PROBLEM: Reproduce word for word the lines of the rows that begin with the line containing "tab-formulas[interactable]: Fórmulas <box>184" and end with the line containing "format-table-icon[interactable] <box>676 48", both of those lines included.

— START —

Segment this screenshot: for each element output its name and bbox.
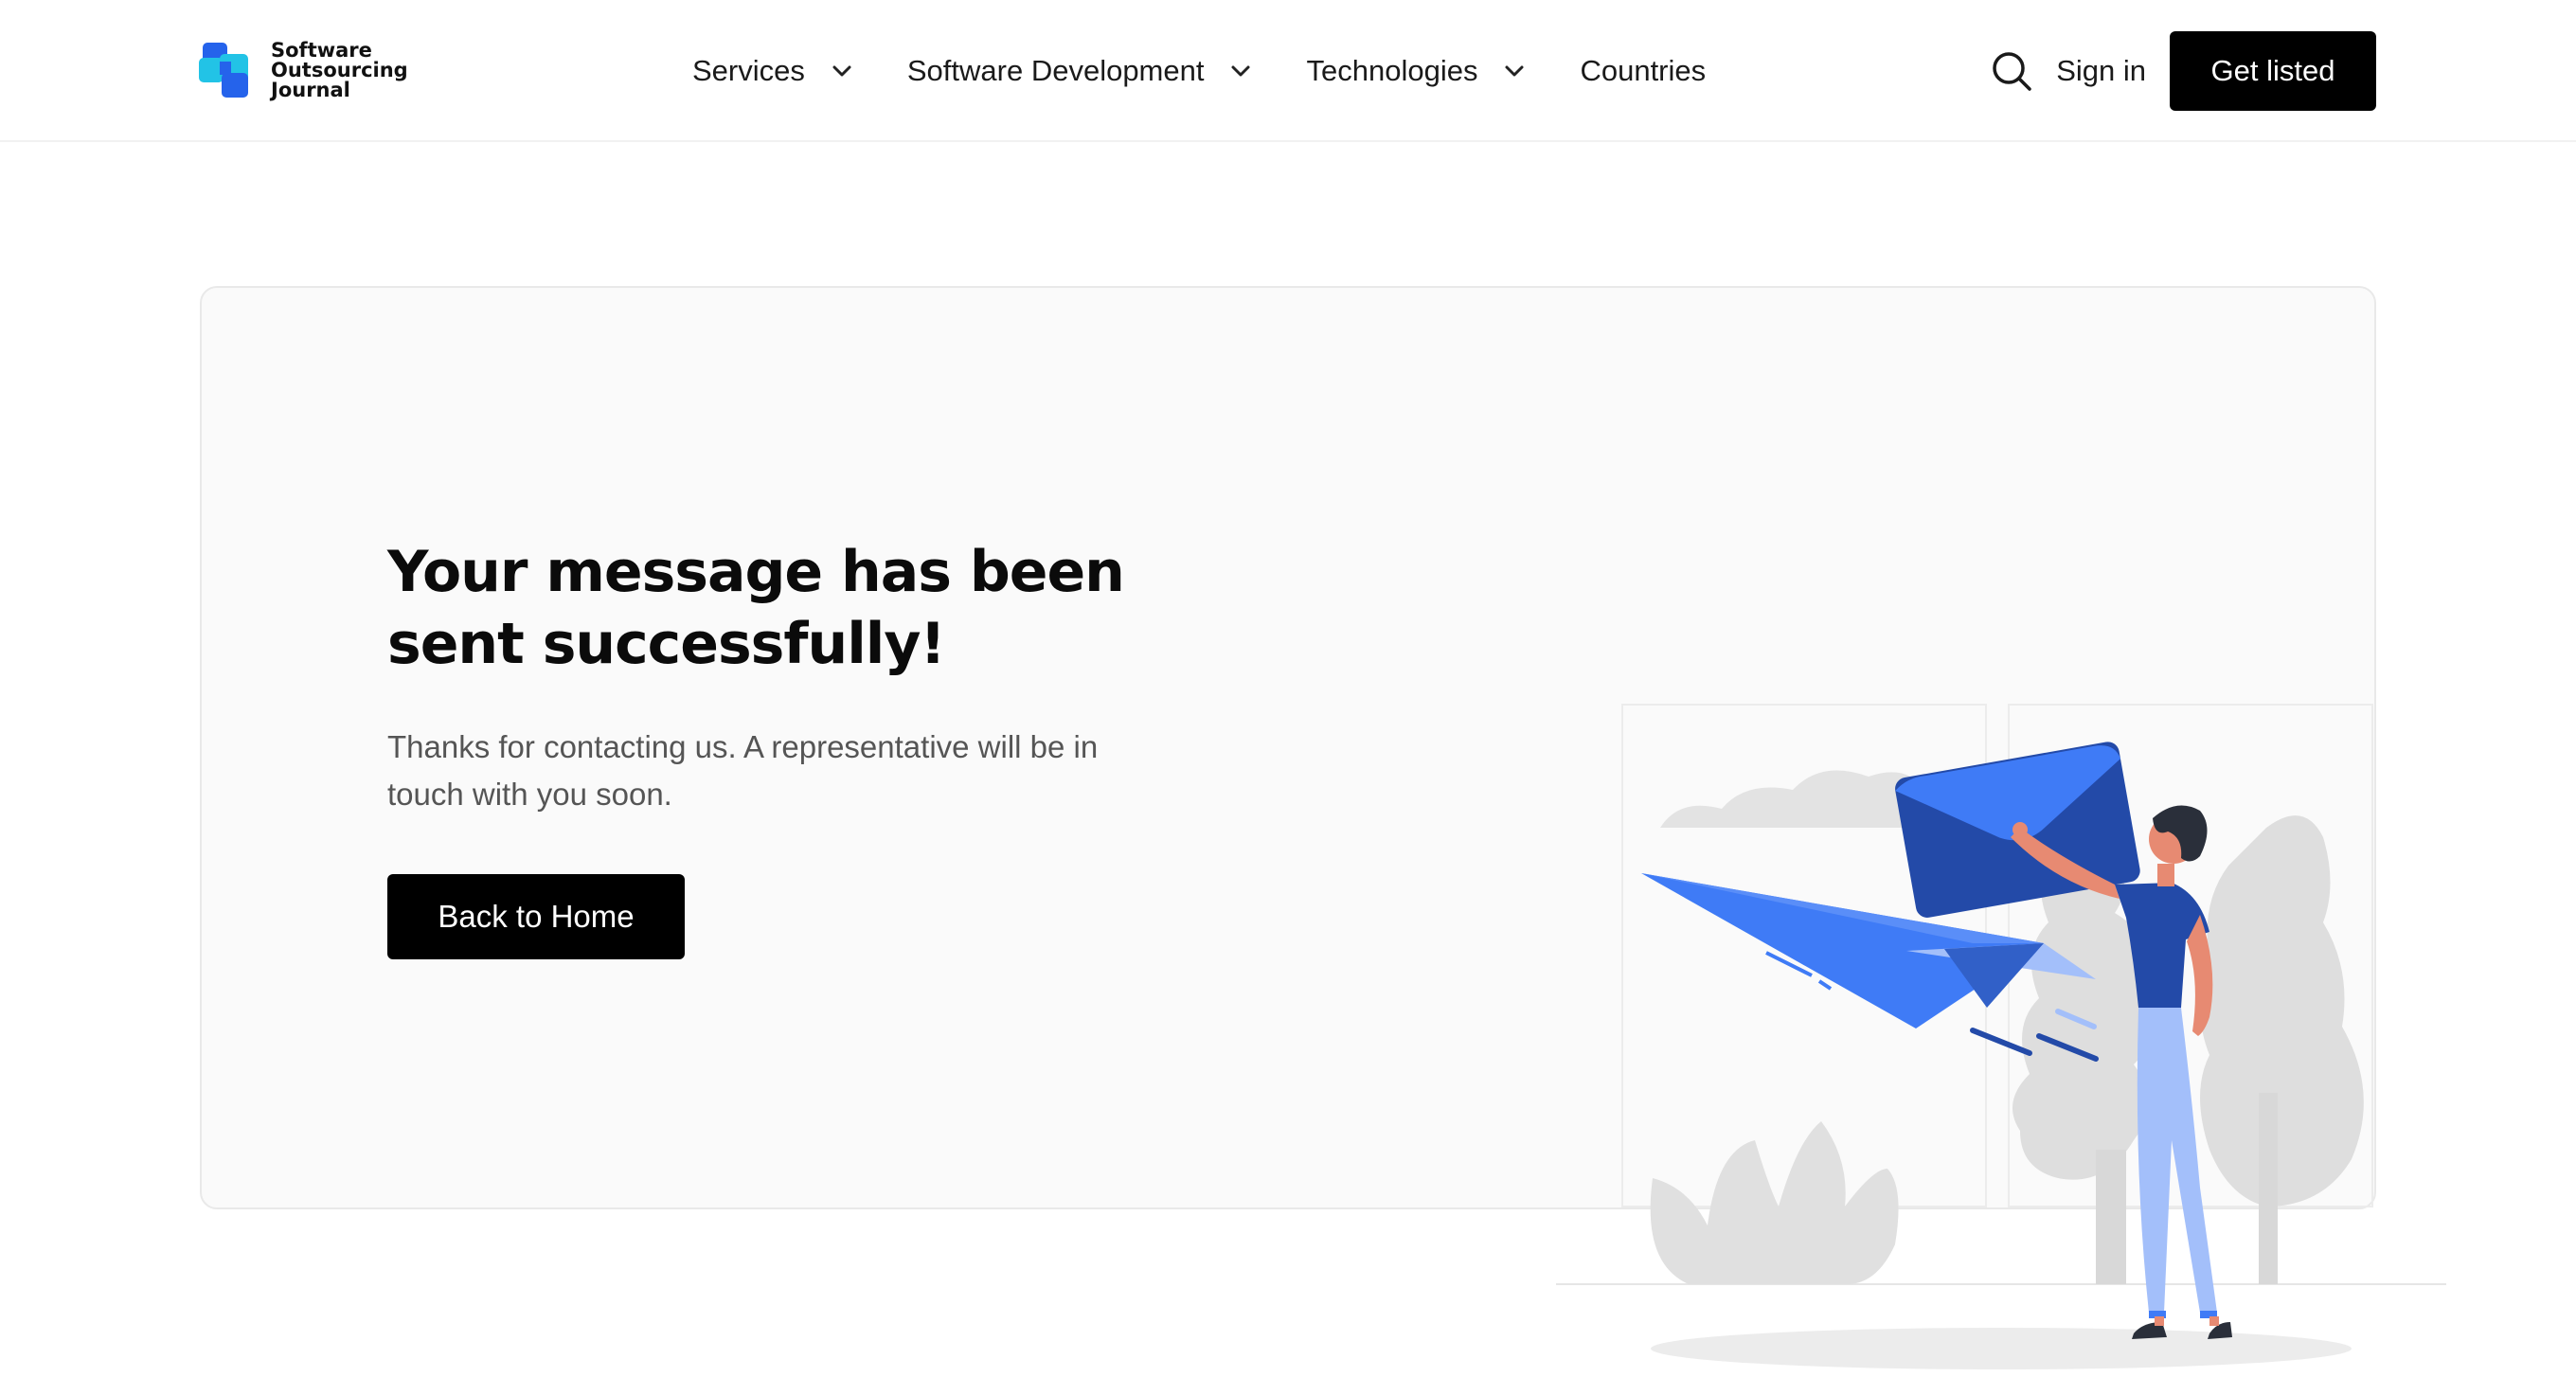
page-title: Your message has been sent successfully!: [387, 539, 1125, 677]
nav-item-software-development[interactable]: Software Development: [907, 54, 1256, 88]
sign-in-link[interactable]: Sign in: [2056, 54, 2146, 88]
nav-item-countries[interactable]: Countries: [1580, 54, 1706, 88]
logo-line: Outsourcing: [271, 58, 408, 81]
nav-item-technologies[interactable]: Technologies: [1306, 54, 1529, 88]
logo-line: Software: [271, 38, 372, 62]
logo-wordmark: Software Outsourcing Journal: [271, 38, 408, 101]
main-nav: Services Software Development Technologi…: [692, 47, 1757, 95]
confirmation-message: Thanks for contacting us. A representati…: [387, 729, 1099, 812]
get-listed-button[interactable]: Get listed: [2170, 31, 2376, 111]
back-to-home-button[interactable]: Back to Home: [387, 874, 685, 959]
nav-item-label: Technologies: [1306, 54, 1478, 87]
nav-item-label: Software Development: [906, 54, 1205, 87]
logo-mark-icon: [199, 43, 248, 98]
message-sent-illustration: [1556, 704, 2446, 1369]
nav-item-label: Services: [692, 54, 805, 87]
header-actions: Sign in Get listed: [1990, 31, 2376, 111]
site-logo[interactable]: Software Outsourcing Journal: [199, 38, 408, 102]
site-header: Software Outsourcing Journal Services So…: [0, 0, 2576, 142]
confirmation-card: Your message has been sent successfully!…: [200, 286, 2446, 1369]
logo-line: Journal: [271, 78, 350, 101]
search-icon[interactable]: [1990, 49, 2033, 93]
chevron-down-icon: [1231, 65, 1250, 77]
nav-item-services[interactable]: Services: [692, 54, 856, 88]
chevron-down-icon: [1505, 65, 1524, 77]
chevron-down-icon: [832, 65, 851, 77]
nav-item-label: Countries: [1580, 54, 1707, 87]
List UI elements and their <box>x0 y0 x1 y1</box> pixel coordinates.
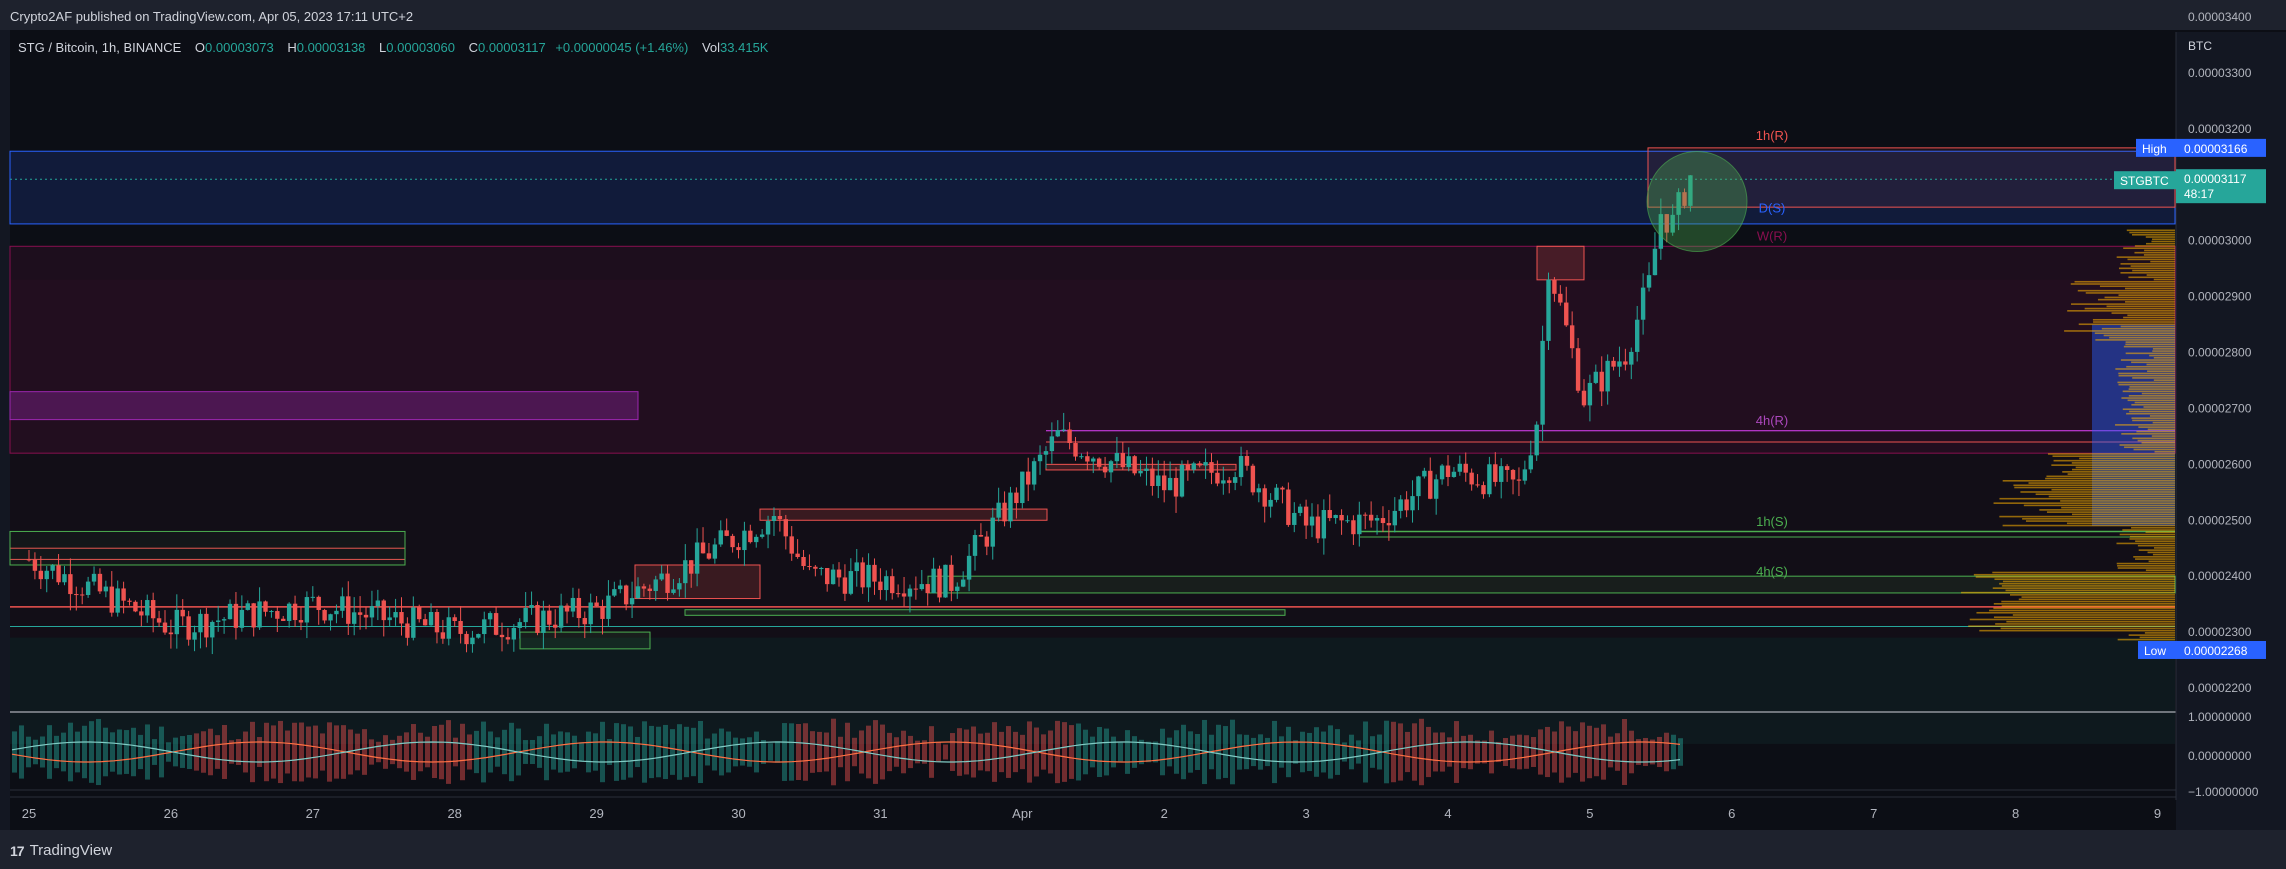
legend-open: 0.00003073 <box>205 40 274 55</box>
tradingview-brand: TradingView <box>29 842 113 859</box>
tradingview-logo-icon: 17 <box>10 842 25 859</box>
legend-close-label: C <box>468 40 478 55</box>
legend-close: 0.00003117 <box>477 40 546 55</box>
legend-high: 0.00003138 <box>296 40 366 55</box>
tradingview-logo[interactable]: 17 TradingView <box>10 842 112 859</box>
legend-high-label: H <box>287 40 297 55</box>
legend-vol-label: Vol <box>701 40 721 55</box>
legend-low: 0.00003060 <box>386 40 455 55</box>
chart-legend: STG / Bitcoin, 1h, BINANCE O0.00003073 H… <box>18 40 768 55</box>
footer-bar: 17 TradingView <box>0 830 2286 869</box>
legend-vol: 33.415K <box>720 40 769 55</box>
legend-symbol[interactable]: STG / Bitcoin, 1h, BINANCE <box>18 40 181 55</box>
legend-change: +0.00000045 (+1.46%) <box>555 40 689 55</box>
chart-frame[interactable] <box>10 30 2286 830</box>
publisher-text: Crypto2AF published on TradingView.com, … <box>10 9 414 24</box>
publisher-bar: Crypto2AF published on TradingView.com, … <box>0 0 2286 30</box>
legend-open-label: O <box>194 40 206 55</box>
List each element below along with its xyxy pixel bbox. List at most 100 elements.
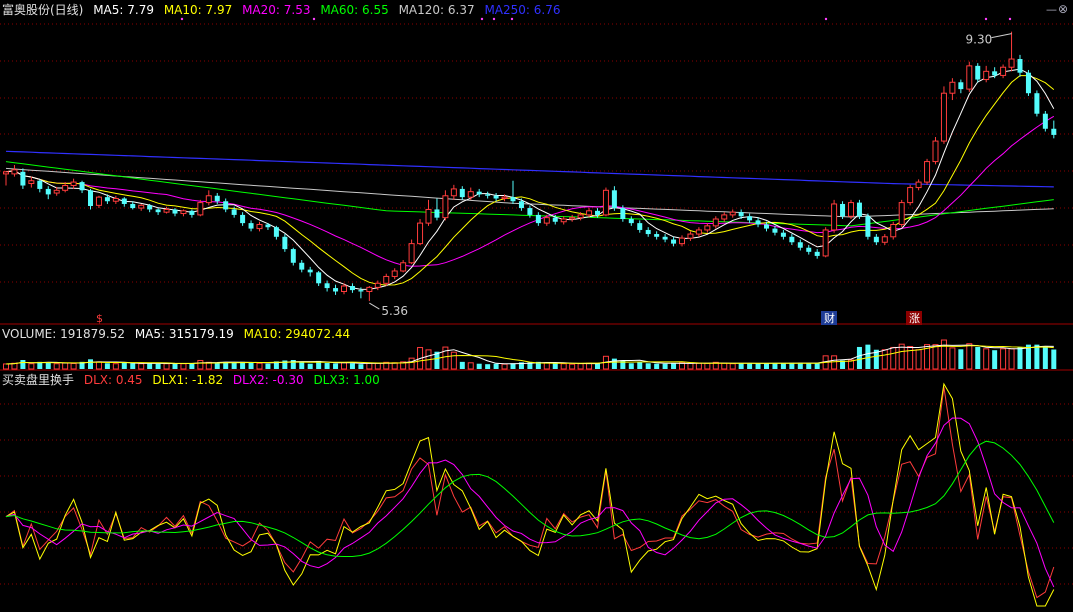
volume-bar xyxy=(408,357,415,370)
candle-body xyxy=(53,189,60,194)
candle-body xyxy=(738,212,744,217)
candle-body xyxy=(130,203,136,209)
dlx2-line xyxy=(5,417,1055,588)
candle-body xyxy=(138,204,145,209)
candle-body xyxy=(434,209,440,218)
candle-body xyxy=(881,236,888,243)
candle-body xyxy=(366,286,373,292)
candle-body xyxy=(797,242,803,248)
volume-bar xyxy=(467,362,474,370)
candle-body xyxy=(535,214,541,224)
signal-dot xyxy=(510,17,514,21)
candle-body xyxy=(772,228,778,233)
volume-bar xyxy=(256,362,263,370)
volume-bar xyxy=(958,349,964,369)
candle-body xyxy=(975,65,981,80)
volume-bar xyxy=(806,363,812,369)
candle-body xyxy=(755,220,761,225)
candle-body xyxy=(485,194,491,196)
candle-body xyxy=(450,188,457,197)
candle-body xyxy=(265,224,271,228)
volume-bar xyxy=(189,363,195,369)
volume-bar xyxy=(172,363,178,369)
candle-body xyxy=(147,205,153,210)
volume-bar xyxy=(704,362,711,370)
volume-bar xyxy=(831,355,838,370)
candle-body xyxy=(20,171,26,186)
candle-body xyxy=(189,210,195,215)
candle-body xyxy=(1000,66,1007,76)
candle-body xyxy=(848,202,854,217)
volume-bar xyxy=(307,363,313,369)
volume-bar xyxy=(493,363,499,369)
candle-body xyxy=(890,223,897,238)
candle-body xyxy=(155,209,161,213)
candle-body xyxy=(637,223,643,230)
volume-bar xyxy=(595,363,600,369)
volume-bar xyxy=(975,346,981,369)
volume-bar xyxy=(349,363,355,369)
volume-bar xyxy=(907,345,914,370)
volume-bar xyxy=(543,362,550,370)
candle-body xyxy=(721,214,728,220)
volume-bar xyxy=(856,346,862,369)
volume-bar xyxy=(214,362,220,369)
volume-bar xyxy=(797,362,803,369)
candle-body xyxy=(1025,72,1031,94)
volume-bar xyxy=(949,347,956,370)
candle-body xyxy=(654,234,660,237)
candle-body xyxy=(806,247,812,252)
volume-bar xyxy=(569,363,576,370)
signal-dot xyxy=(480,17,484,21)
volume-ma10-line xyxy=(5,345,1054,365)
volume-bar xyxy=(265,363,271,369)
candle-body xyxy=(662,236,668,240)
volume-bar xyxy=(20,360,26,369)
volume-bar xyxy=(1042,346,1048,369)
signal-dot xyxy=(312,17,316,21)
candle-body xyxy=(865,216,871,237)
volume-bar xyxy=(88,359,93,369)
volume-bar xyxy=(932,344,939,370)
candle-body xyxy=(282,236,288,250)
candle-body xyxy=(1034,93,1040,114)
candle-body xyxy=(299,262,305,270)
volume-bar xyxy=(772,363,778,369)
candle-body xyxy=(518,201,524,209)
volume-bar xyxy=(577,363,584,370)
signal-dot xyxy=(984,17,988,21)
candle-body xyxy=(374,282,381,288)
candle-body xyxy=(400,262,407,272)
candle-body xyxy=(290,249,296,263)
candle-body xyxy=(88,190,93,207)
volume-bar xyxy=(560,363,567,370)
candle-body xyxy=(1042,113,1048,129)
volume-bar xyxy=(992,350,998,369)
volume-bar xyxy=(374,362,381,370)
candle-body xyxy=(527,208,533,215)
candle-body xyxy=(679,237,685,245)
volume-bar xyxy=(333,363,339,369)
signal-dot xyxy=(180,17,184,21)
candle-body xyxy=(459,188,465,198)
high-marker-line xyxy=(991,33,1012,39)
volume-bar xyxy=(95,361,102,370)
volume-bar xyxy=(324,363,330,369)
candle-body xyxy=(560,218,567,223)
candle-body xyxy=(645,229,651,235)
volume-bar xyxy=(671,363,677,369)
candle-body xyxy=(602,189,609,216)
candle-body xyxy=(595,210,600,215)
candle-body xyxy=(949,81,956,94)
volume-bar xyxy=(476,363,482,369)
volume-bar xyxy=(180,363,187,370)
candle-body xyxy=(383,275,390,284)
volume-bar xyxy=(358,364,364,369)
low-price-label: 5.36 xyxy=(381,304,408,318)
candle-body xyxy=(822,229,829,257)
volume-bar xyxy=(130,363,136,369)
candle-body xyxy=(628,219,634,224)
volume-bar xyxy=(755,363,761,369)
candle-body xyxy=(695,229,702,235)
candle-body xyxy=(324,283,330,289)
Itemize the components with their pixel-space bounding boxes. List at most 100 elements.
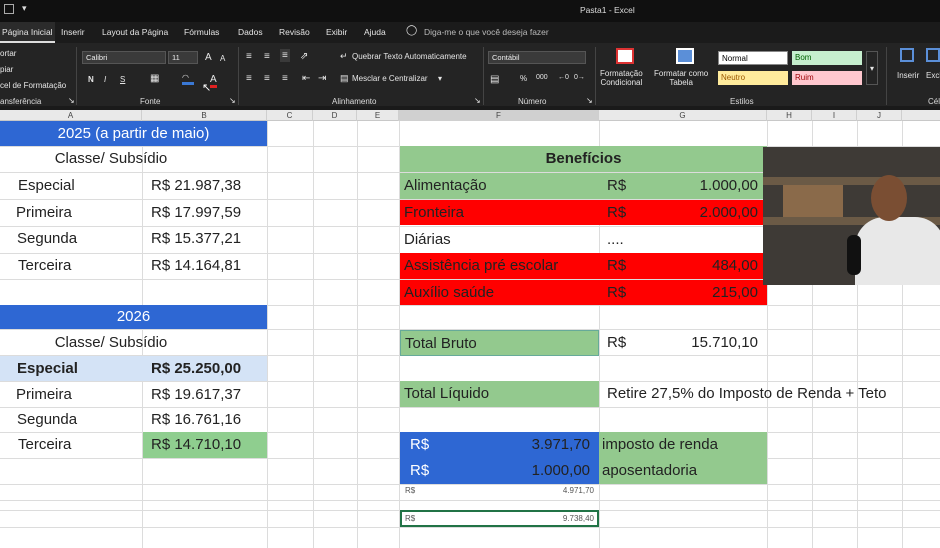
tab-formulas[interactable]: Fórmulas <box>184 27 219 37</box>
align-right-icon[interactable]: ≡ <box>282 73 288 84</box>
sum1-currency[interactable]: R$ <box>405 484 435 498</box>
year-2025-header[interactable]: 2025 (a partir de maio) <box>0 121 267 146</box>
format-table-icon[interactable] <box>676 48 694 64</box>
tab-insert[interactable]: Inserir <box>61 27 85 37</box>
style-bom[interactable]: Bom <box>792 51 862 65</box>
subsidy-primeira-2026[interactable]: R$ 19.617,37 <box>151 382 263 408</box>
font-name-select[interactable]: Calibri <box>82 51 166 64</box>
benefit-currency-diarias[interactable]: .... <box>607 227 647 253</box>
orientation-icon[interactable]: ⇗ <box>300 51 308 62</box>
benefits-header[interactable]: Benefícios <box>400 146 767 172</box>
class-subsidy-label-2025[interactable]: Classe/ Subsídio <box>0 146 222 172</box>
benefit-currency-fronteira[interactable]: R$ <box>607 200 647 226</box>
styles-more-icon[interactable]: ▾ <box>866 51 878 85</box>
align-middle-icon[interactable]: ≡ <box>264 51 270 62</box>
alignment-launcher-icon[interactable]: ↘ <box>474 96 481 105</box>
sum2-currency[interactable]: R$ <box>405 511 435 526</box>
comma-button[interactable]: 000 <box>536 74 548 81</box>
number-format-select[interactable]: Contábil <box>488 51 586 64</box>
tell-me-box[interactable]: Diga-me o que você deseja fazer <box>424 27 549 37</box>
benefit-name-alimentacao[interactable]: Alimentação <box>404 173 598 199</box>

— END —

IN RESPONSE:
tab-formulas[interactable]: Fórmulas <box>184 27 219 37</box>
align-right-icon[interactable]: ≡ <box>282 73 288 84</box>
sum1-currency[interactable]: R$ <box>405 484 435 498</box>
year-2025-header[interactable]: 2025 (a partir de maio) <box>0 121 267 146</box>
format-table-icon[interactable] <box>676 48 694 64</box>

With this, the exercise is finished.